● Input rows
########

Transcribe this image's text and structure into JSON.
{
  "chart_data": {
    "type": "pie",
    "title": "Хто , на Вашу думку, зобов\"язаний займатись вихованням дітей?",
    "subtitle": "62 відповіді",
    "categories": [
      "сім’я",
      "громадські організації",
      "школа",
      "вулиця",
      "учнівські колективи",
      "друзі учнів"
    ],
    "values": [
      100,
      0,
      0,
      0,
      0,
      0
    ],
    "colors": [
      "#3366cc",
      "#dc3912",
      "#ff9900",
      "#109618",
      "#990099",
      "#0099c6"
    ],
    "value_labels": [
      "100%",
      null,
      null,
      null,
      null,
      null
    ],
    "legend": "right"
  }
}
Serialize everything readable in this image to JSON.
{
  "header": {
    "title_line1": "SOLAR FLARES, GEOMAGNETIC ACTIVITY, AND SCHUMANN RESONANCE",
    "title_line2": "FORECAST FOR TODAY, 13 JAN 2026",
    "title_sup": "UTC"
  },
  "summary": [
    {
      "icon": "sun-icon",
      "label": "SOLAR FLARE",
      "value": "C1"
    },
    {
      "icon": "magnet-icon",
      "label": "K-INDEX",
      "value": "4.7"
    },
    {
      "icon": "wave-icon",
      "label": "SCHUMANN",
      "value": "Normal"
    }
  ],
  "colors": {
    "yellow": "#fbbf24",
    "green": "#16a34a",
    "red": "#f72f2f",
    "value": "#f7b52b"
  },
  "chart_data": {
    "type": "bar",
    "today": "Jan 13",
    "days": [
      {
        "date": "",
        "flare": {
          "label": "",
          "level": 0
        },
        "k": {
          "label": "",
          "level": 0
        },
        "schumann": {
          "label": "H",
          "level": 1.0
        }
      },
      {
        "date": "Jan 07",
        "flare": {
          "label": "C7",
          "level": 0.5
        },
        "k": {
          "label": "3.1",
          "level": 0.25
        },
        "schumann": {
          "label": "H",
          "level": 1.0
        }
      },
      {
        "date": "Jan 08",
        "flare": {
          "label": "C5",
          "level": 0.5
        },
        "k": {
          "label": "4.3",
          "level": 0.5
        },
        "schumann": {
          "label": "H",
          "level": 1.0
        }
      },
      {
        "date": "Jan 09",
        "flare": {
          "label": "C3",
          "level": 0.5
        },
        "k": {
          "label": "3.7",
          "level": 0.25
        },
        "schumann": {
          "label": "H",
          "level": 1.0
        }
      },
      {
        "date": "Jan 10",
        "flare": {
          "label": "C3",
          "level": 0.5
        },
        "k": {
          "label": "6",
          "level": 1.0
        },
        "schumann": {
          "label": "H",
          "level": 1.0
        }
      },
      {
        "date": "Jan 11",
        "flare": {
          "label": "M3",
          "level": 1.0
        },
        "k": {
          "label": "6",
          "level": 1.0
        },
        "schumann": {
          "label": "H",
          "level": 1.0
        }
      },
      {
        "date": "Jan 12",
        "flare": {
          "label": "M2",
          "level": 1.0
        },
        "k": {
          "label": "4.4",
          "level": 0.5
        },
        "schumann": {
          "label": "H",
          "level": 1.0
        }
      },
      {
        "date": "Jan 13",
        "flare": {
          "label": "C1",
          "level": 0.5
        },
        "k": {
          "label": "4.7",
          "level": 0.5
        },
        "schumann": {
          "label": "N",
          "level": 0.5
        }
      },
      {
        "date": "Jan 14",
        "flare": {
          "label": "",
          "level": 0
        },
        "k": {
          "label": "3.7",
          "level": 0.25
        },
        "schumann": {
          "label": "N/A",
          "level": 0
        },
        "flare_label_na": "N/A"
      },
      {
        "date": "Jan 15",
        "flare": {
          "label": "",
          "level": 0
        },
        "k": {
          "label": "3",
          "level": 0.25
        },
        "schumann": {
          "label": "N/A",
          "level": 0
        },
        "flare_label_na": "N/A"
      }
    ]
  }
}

########

● Exercise task
Output all of the data again, exactly.

● Answer below
Transcribe this image's text and structure into JSON.
{
  "chart_data": {
    "type": "pie",
    "title": "Хто , на Вашу думку, зобов\"язаний займатись вихованням дітей?",
    "subtitle": "62 відповіді",
    "categories": [
      "сім’я",
      "громадські організації",
      "школа",
      "вулиця",
      "учнівські колективи",
      "друзі учнів"
    ],
    "values": [
      100,
      0,
      0,
      0,
      0,
      0
    ],
    "colors": [
      "#3366cc",
      "#dc3912",
      "#ff9900",
      "#109618",
      "#990099",
      "#0099c6"
    ],
    "value_labels": [
      "100%",
      null,
      null,
      null,
      null,
      null
    ],
    "legend": "right"
  }
}
Serialize everything readable in this image to JSON.
{
  "header": {
    "title_line1": "SOLAR FLARES, GEOMAGNETIC ACTIVITY, AND SCHUMANN RESONANCE",
    "title_line2": "FORECAST FOR TODAY, 13 JAN 2026",
    "title_sup": "UTC"
  },
  "summary": [
    {
      "icon": "sun-icon",
      "label": "SOLAR FLARE",
      "value": "C1"
    },
    {
      "icon": "magnet-icon",
      "label": "K-INDEX",
      "value": "4.7"
    },
    {
      "icon": "wave-icon",
      "label": "SCHUMANN",
      "value": "Normal"
    }
  ],
  "colors": {
    "yellow": "#fbbf24",
    "green": "#16a34a",
    "red": "#f72f2f",
    "value": "#f7b52b"
  },
  "chart_data": {
    "type": "bar",
    "today": "Jan 13",
    "days": [
      {
        "date": "",
        "flare": {
          "label": "",
          "level": 0
        },
        "k": {
          "label": "",
          "level": 0
        },
        "schumann": {
          "label": "H",
          "level": 1.0
        }
      },
      {
        "date": "Jan 07",
        "flare": {
          "label": "C7",
          "level": 0.5
        },
        "k": {
          "label": "3.1",
          "level": 0.25
        },
        "schumann": {
          "label": "H",
          "level": 1.0
        }
      },
      {
        "date": "Jan 08",
        "flare": {
          "label": "C5",
          "level": 0.5
        },
        "k": {
          "label": "4.3",
          "level": 0.5
        },
        "schumann": {
          "label": "H",
          "level": 1.0
        }
      },
      {
        "date": "Jan 09",
        "flare": {
          "label": "C3",
          "level": 0.5
        },
        "k": {
          "label": "3.7",
          "level": 0.25
        },
        "schumann": {
          "label": "H",
          "level": 1.0
        }
      },
      {
        "date": "Jan 10",
        "flare": {
          "label": "C3",
          "level": 0.5
        },
        "k": {
          "label": "6",
          "level": 1.0
        },
        "schumann": {
          "label": "H",
          "level": 1.0
        }
      },
      {
        "date": "Jan 11",
        "flare": {
          "label": "M3",
          "level": 1.0
        },
        "k": {
          "label": "6",
          "level": 1.0
        },
        "schumann": {
          "label": "H",
          "level": 1.0
        }
      },
      {
        "date": "Jan 12",
        "flare": {
          "label": "M2",
          "level": 1.0
        },
        "k": {
          "label": "4.4",
          "level": 0.5
        },
        "schumann": {
          "label": "H",
          "level": 1.0
        }
      },
      {
        "date": "Jan 13",
        "flare": {
          "label": "C1",
          "level": 0.5
        },
        "k": {
          "label": "4.7",
          "level": 0.5
        },
        "schumann": {
          "label": "N",
          "level": 0.5
        }
      },
      {
        "date": "Jan 14",
        "flare": {
          "label": "",
          "level": 0
        },
        "k": {
          "label": "3.7",
          "level": 0.25
        },
        "schumann": {
          "label": "N/A",
          "level": 0
        },
        "flare_label_na": "N/A"
      },
      {
        "date": "Jan 15",
        "flare": {
          "label": "",
          "level": 0
        },
        "k": {
          "label": "3",
          "level": 0.25
        },
        "schumann": {
          "label": "N/A",
          "level": 0
        },
        "flare_label_na": "N/A"
      }
    ]
  }
}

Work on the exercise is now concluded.